# THE TASK
Copy out every line containing the word "name".

# INPUT ROWS
####################

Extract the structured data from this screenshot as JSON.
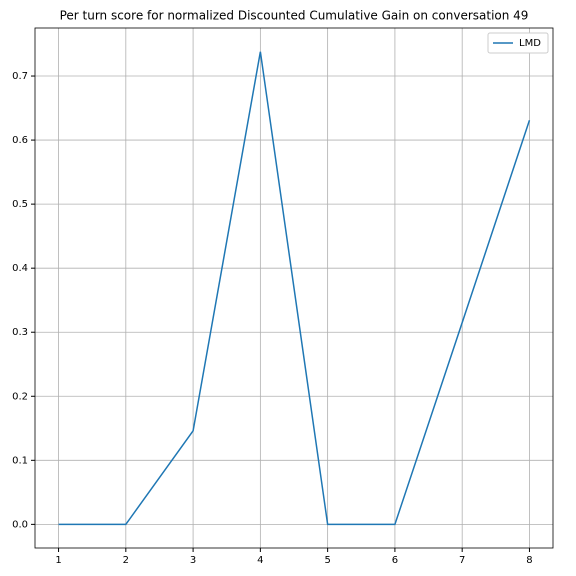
{
  "chart_data": {
    "type": "line",
    "title": "Per turn score for normalized Discounted Cumulative Gain on conversation 49",
    "x": [
      1,
      2,
      3,
      4,
      5,
      6,
      7,
      8
    ],
    "series": [
      {
        "name": "LMD",
        "color": "#1f77b4",
        "values": [
          0,
          0,
          0.146,
          0.738,
          0,
          0,
          0.315,
          0.631
        ]
      }
    ],
    "xlim": [
      0.65,
      8.35
    ],
    "ylim": [
      -0.0369,
      0.775
    ],
    "xticks": [
      1,
      2,
      3,
      4,
      5,
      6,
      7,
      8
    ],
    "yticks": [
      {
        "value": 0,
        "label": "0.0"
      },
      {
        "value": 0.1,
        "label": "0.1"
      },
      {
        "value": 0.2,
        "label": "0.2"
      },
      {
        "value": 0.3,
        "label": "0.3"
      },
      {
        "value": 0.4,
        "label": "0.4"
      },
      {
        "value": 0.5,
        "label": "0.5"
      },
      {
        "value": 0.6,
        "label": "0.6"
      },
      {
        "value": 0.7,
        "label": "0.7"
      }
    ],
    "grid": true,
    "legend": "upper right"
  }
}
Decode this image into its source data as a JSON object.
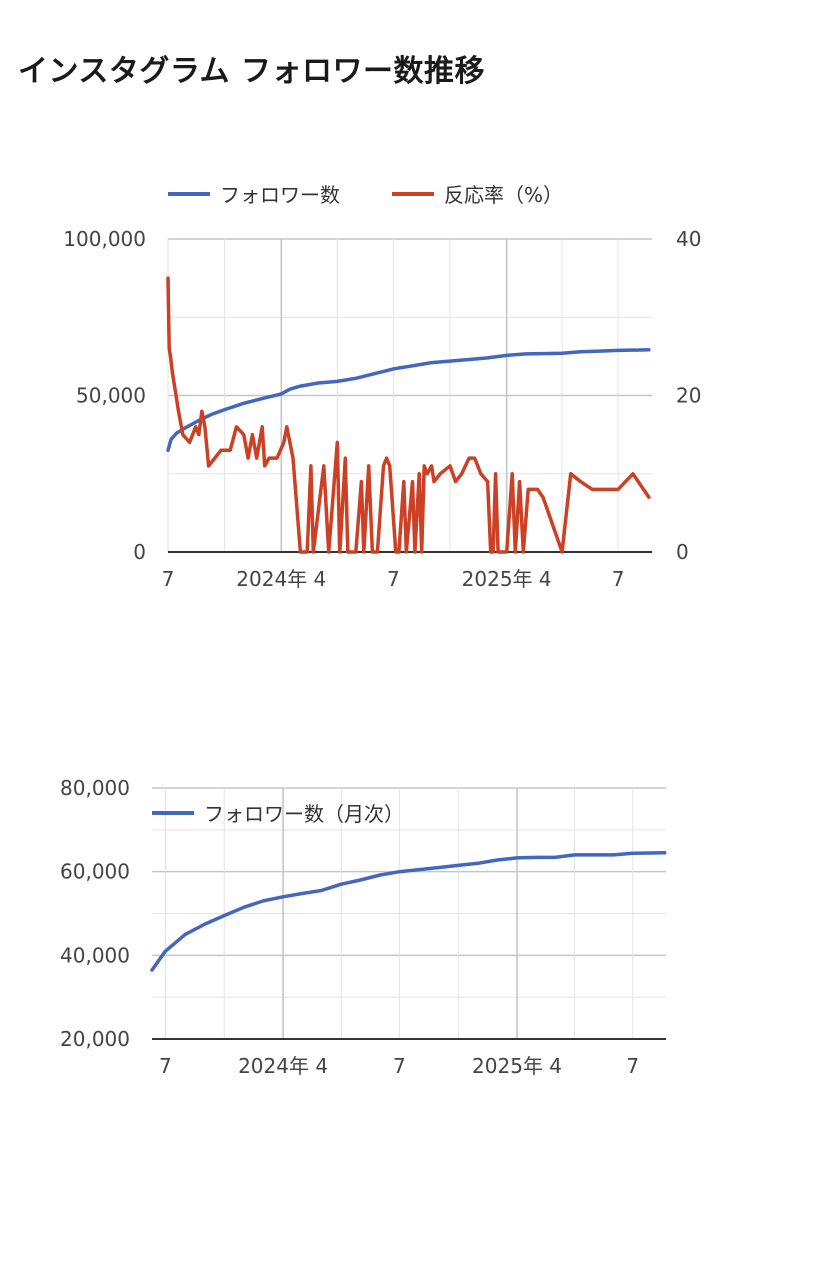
{
  "page": {
    "title": "インスタグラム フォロワー数推移"
  },
  "colors": {
    "followers": "#4466bf",
    "response": "#cc4125",
    "grid": "#e3e3e3",
    "major_grid": "#c6c6c6",
    "axis": "#333333"
  },
  "chart_data": [
    {
      "type": "line",
      "legend": [
        "フォロワー数",
        "反応率（%）"
      ],
      "legend_position": "top",
      "x_range": [
        "2023-07-01",
        "2025-08-25"
      ],
      "x_ticks": [
        {
          "date": "2023-07-01",
          "label": "7",
          "major": false
        },
        {
          "date": "2023-10-01",
          "label": "",
          "major": false
        },
        {
          "date": "2024-01-01",
          "label": "2024年 4",
          "major": true
        },
        {
          "date": "2024-04-01",
          "label": "",
          "major": false
        },
        {
          "date": "2024-07-01",
          "label": "7",
          "major": false
        },
        {
          "date": "2024-10-01",
          "label": "",
          "major": false
        },
        {
          "date": "2025-01-01",
          "label": "2025年 4",
          "major": true
        },
        {
          "date": "2025-04-01",
          "label": "",
          "major": false
        },
        {
          "date": "2025-07-01",
          "label": "7",
          "major": false
        }
      ],
      "y_left": {
        "ticks": [
          "100,000",
          "50,000",
          "0"
        ],
        "ylim": [
          0,
          100000
        ]
      },
      "y_right": {
        "ticks": [
          "40",
          "20",
          "0"
        ],
        "ylim": [
          0,
          40
        ]
      },
      "series": [
        {
          "name": "フォロワー数",
          "axis": "left",
          "points": [
            [
              "2023-07-01",
              32500
            ],
            [
              "2023-07-06",
              36000
            ],
            [
              "2023-07-15",
              38000
            ],
            [
              "2023-08-01",
              40000
            ],
            [
              "2023-08-20",
              42000
            ],
            [
              "2023-09-10",
              44000
            ],
            [
              "2023-10-01",
              45500
            ],
            [
              "2023-11-01",
              47500
            ],
            [
              "2023-12-01",
              49000
            ],
            [
              "2024-01-01",
              50500
            ],
            [
              "2024-01-15",
              52000
            ],
            [
              "2024-02-01",
              53000
            ],
            [
              "2024-03-01",
              54000
            ],
            [
              "2024-04-01",
              54500
            ],
            [
              "2024-05-01",
              55500
            ],
            [
              "2024-06-01",
              57000
            ],
            [
              "2024-07-01",
              58500
            ],
            [
              "2024-08-01",
              59500
            ],
            [
              "2024-09-01",
              60500
            ],
            [
              "2024-10-01",
              61000
            ],
            [
              "2024-11-01",
              61500
            ],
            [
              "2024-12-01",
              62000
            ],
            [
              "2025-01-01",
              62800
            ],
            [
              "2025-02-01",
              63300
            ],
            [
              "2025-03-01",
              63400
            ],
            [
              "2025-04-01",
              63500
            ],
            [
              "2025-05-01",
              64000
            ],
            [
              "2025-06-01",
              64200
            ],
            [
              "2025-07-01",
              64400
            ],
            [
              "2025-08-20",
              64600
            ]
          ]
        },
        {
          "name": "反応率（%）",
          "axis": "right",
          "points": [
            [
              "2023-07-01",
              35
            ],
            [
              "2023-07-03",
              26
            ],
            [
              "2023-07-05",
              25
            ],
            [
              "2023-07-08",
              23
            ],
            [
              "2023-07-12",
              21
            ],
            [
              "2023-07-18",
              18
            ],
            [
              "2023-07-25",
              15
            ],
            [
              "2023-08-05",
              14
            ],
            [
              "2023-08-10",
              15
            ],
            [
              "2023-08-15",
              16
            ],
            [
              "2023-08-20",
              15
            ],
            [
              "2023-08-25",
              18
            ],
            [
              "2023-08-30",
              16
            ],
            [
              "2023-09-05",
              11
            ],
            [
              "2023-09-15",
              12
            ],
            [
              "2023-09-25",
              13
            ],
            [
              "2023-10-10",
              13
            ],
            [
              "2023-10-20",
              16
            ],
            [
              "2023-11-01",
              15
            ],
            [
              "2023-11-08",
              12
            ],
            [
              "2023-11-15",
              15
            ],
            [
              "2023-11-22",
              12
            ],
            [
              "2023-12-01",
              16
            ],
            [
              "2023-12-05",
              11
            ],
            [
              "2023-12-12",
              12
            ],
            [
              "2023-12-20",
              12
            ],
            [
              "2023-12-25",
              12
            ],
            [
              "2024-01-05",
              14
            ],
            [
              "2024-01-10",
              16
            ],
            [
              "2024-01-20",
              12
            ],
            [
              "2024-02-01",
              0
            ],
            [
              "2024-02-12",
              0
            ],
            [
              "2024-02-18",
              11
            ],
            [
              "2024-02-22",
              0
            ],
            [
              "2024-03-10",
              11
            ],
            [
              "2024-03-18",
              0
            ],
            [
              "2024-04-01",
              14
            ],
            [
              "2024-04-05",
              0
            ],
            [
              "2024-04-14",
              12
            ],
            [
              "2024-04-18",
              0
            ],
            [
              "2024-05-01",
              0
            ],
            [
              "2024-05-10",
              9
            ],
            [
              "2024-05-14",
              0
            ],
            [
              "2024-05-22",
              11
            ],
            [
              "2024-05-28",
              0
            ],
            [
              "2024-06-05",
              0
            ],
            [
              "2024-06-15",
              11
            ],
            [
              "2024-06-20",
              12
            ],
            [
              "2024-06-25",
              11
            ],
            [
              "2024-07-05",
              0
            ],
            [
              "2024-07-10",
              0
            ],
            [
              "2024-07-18",
              9
            ],
            [
              "2024-07-22",
              0
            ],
            [
              "2024-08-01",
              9
            ],
            [
              "2024-08-05",
              0
            ],
            [
              "2024-08-12",
              10
            ],
            [
              "2024-08-16",
              0
            ],
            [
              "2024-08-20",
              11
            ],
            [
              "2024-08-25",
              10
            ],
            [
              "2024-09-01",
              11
            ],
            [
              "2024-09-05",
              9
            ],
            [
              "2024-09-15",
              10
            ],
            [
              "2024-10-01",
              11
            ],
            [
              "2024-10-10",
              9
            ],
            [
              "2024-10-20",
              10
            ],
            [
              "2024-11-01",
              12
            ],
            [
              "2024-11-10",
              12
            ],
            [
              "2024-11-20",
              10
            ],
            [
              "2024-12-01",
              9
            ],
            [
              "2024-12-06",
              0
            ],
            [
              "2024-12-10",
              0
            ],
            [
              "2024-12-14",
              10
            ],
            [
              "2024-12-18",
              0
            ],
            [
              "2025-01-01",
              0
            ],
            [
              "2025-01-10",
              10
            ],
            [
              "2025-01-15",
              0
            ],
            [
              "2025-01-22",
              9
            ],
            [
              "2025-01-28",
              0
            ],
            [
              "2025-02-05",
              8
            ],
            [
              "2025-02-20",
              8
            ],
            [
              "2025-03-01",
              7
            ],
            [
              "2025-04-01",
              0
            ],
            [
              "2025-04-15",
              10
            ],
            [
              "2025-05-01",
              9
            ],
            [
              "2025-05-20",
              8
            ],
            [
              "2025-06-15",
              8
            ],
            [
              "2025-07-01",
              8
            ],
            [
              "2025-07-25",
              10
            ],
            [
              "2025-08-20",
              7
            ]
          ]
        }
      ]
    },
    {
      "type": "line",
      "legend": [
        "フォロワー数（月次）"
      ],
      "legend_position": "top-left",
      "x_range": [
        "2023-06-10",
        "2025-08-22"
      ],
      "x_ticks": [
        {
          "date": "2023-07-01",
          "label": "7",
          "major": false
        },
        {
          "date": "2023-10-01",
          "label": "",
          "major": false
        },
        {
          "date": "2024-01-01",
          "label": "2024年 4",
          "major": true
        },
        {
          "date": "2024-04-01",
          "label": "",
          "major": false
        },
        {
          "date": "2024-07-01",
          "label": "7",
          "major": false
        },
        {
          "date": "2024-10-01",
          "label": "",
          "major": false
        },
        {
          "date": "2025-01-01",
          "label": "2025年 4",
          "major": true
        },
        {
          "date": "2025-04-01",
          "label": "",
          "major": false
        },
        {
          "date": "2025-07-01",
          "label": "7",
          "major": false
        }
      ],
      "y_left": {
        "ticks": [
          "80,000",
          "60,000",
          "40,000",
          "20,000"
        ],
        "ylim": [
          20000,
          80000
        ],
        "minor_step": 10000
      },
      "series": [
        {
          "name": "フォロワー数（月次）",
          "axis": "left",
          "points": [
            [
              "2023-06-10",
              36500
            ],
            [
              "2023-07-01",
              41000
            ],
            [
              "2023-08-01",
              45000
            ],
            [
              "2023-09-01",
              47500
            ],
            [
              "2023-10-01",
              49500
            ],
            [
              "2023-11-01",
              51500
            ],
            [
              "2023-12-01",
              53000
            ],
            [
              "2024-01-01",
              54000
            ],
            [
              "2024-02-01",
              54800
            ],
            [
              "2024-03-01",
              55500
            ],
            [
              "2024-04-01",
              57000
            ],
            [
              "2024-05-01",
              58000
            ],
            [
              "2024-06-01",
              59200
            ],
            [
              "2024-07-01",
              60000
            ],
            [
              "2024-08-01",
              60500
            ],
            [
              "2024-09-01",
              61000
            ],
            [
              "2024-10-01",
              61500
            ],
            [
              "2024-11-01",
              62000
            ],
            [
              "2024-12-01",
              62800
            ],
            [
              "2025-01-01",
              63300
            ],
            [
              "2025-02-01",
              63400
            ],
            [
              "2025-03-01",
              63400
            ],
            [
              "2025-04-01",
              64000
            ],
            [
              "2025-05-01",
              64000
            ],
            [
              "2025-06-01",
              64000
            ],
            [
              "2025-07-01",
              64400
            ],
            [
              "2025-08-20",
              64500
            ]
          ]
        }
      ]
    }
  ]
}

####################

# SOLUTION FOR THIS TASK
        "name": "LMD",
          "name": "フォロワー数",
          "name": "反応率（%）",
          "name": "フォロワー数（月次）",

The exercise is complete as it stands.